▶ **DATA FOR PROCESSING**:

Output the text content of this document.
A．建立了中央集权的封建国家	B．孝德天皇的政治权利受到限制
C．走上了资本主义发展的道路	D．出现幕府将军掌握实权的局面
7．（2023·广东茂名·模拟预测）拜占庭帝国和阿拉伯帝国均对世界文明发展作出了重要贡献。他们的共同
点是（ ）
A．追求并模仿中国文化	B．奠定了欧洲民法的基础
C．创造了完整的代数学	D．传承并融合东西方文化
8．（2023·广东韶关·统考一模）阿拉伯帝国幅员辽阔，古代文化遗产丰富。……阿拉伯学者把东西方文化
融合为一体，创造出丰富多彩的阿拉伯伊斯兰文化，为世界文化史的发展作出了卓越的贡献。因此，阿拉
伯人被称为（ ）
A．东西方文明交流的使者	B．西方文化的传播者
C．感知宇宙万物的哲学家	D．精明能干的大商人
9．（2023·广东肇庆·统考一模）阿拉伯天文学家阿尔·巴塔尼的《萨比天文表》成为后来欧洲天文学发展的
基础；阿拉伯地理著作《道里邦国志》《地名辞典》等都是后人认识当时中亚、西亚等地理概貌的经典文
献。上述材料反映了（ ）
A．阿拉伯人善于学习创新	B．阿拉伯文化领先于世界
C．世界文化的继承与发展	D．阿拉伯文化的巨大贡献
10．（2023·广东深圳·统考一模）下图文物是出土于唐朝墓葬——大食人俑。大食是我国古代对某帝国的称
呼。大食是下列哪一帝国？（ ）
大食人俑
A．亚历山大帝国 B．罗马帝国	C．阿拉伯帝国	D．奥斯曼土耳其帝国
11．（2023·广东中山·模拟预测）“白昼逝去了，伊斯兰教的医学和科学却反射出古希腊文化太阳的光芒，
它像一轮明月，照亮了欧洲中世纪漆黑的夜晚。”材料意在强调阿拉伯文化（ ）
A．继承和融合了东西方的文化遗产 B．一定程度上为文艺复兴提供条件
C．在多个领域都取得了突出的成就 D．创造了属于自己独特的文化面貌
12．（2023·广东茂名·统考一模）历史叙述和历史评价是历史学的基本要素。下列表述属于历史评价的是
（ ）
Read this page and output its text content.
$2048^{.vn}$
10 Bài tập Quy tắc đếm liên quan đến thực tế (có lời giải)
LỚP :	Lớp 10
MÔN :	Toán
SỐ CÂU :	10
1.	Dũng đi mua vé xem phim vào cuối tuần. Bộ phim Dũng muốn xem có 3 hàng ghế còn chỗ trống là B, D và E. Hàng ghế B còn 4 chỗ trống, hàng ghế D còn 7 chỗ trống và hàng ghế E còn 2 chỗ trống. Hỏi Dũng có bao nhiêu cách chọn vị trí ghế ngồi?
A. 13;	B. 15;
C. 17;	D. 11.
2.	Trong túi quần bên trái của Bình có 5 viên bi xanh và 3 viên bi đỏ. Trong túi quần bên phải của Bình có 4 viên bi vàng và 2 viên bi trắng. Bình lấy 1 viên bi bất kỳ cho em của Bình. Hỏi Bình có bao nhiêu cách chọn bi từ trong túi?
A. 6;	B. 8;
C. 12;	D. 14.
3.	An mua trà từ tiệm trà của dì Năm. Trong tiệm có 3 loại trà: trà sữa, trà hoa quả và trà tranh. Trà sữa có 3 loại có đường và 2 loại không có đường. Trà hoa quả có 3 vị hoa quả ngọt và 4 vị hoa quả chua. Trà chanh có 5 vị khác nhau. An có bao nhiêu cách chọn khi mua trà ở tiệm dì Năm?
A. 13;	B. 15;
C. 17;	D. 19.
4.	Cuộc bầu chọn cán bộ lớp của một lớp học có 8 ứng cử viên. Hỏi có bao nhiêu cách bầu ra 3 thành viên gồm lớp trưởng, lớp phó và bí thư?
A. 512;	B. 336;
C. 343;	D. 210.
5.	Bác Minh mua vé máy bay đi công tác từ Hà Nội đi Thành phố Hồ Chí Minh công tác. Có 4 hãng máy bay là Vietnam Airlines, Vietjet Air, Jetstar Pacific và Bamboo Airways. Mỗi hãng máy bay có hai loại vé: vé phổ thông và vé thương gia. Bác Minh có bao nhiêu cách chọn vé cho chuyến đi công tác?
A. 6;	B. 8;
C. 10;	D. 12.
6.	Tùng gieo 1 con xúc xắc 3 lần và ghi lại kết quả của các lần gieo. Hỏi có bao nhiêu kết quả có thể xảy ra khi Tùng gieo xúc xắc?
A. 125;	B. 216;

▶ **WHAT YOU SHOULD DO**: Repeat back the data above, exact to the last character.

▶ **TASK RESULT**:
Output the text content of this document.
A．建立了中央集权的封建国家	B．孝德天皇的政治权利受到限制
C．走上了资本主义发展的道路	D．出现幕府将军掌握实权的局面
7．（2023·广东茂名·模拟预测）拜占庭帝国和阿拉伯帝国均对世界文明发展作出了重要贡献。他们的共同
点是（ ）
A．追求并模仿中国文化	B．奠定了欧洲民法的基础
C．创造了完整的代数学	D．传承并融合东西方文化
8．（2023·广东韶关·统考一模）阿拉伯帝国幅员辽阔，古代文化遗产丰富。……阿拉伯学者把东西方文化
融合为一体，创造出丰富多彩的阿拉伯伊斯兰文化，为世界文化史的发展作出了卓越的贡献。因此，阿拉
伯人被称为（ ）
A．东西方文明交流的使者	B．西方文化的传播者
C．感知宇宙万物的哲学家	D．精明能干的大商人
9．（2023·广东肇庆·统考一模）阿拉伯天文学家阿尔·巴塔尼的《萨比天文表》成为后来欧洲天文学发展的
基础；阿拉伯地理著作《道里邦国志》《地名辞典》等都是后人认识当时中亚、西亚等地理概貌的经典文
献。上述材料反映了（ ）
A．阿拉伯人善于学习创新	B．阿拉伯文化领先于世界
C．世界文化的继承与发展	D．阿拉伯文化的巨大贡献
10．（2023·广东深圳·统考一模）下图文物是出土于唐朝墓葬——大食人俑。大食是我国古代对某帝国的称
呼。大食是下列哪一帝国？（ ）
大食人俑
A．亚历山大帝国 B．罗马帝国	C．阿拉伯帝国	D．奥斯曼土耳其帝国
11．（2023·广东中山·模拟预测）“白昼逝去了，伊斯兰教的医学和科学却反射出古希腊文化太阳的光芒，
它像一轮明月，照亮了欧洲中世纪漆黑的夜晚。”材料意在强调阿拉伯文化（ ）
A．继承和融合了东西方的文化遗产 B．一定程度上为文艺复兴提供条件
C．在多个领域都取得了突出的成就 D．创造了属于自己独特的文化面貌
12．（2023·广东茂名·统考一模）历史叙述和历史评价是历史学的基本要素。下列表述属于历史评价的是
（ ）
Read this page and output its text content.
$2048^{.vn}$
10 Bài tập Quy tắc đếm liên quan đến thực tế (có lời giải)
LỚP :	Lớp 10
MÔN :	Toán
SỐ CÂU :	10
1.	Dũng đi mua vé xem phim vào cuối tuần. Bộ phim Dũng muốn xem có 3 hàng ghế còn chỗ trống là B, D và E. Hàng ghế B còn 4 chỗ trống, hàng ghế D còn 7 chỗ trống và hàng ghế E còn 2 chỗ trống. Hỏi Dũng có bao nhiêu cách chọn vị trí ghế ngồi?
A. 13;	B. 15;
C. 17;	D. 11.
2.	Trong túi quần bên trái của Bình có 5 viên bi xanh và 3 viên bi đỏ. Trong túi quần bên phải của Bình có 4 viên bi vàng và 2 viên bi trắng. Bình lấy 1 viên bi bất kỳ cho em của Bình. Hỏi Bình có bao nhiêu cách chọn bi từ trong túi?
A. 6;	B. 8;
C. 12;	D. 14.
3.	An mua trà từ tiệm trà của dì Năm. Trong tiệm có 3 loại trà: trà sữa, trà hoa quả và trà tranh. Trà sữa có 3 loại có đường và 2 loại không có đường. Trà hoa quả có 3 vị hoa quả ngọt và 4 vị hoa quả chua. Trà chanh có 5 vị khác nhau. An có bao nhiêu cách chọn khi mua trà ở tiệm dì Năm?
A. 13;	B. 15;
C. 17;	D. 19.
4.	Cuộc bầu chọn cán bộ lớp của một lớp học có 8 ứng cử viên. Hỏi có bao nhiêu cách bầu ra 3 thành viên gồm lớp trưởng, lớp phó và bí thư?
A. 512;	B. 336;
C. 343;	D. 210.
5.	Bác Minh mua vé máy bay đi công tác từ Hà Nội đi Thành phố Hồ Chí Minh công tác. Có 4 hãng máy bay là Vietnam Airlines, Vietjet Air, Jetstar Pacific và Bamboo Airways. Mỗi hãng máy bay có hai loại vé: vé phổ thông và vé thương gia. Bác Minh có bao nhiêu cách chọn vé cho chuyến đi công tác?
A. 6;	B. 8;
C. 10;	D. 12.
6.	Tùng gieo 1 con xúc xắc 3 lần và ghi lại kết quả của các lần gieo. Hỏi có bao nhiêu kết quả có thể xảy ra khi Tùng gieo xúc xắc?
A. 125;	B. 216;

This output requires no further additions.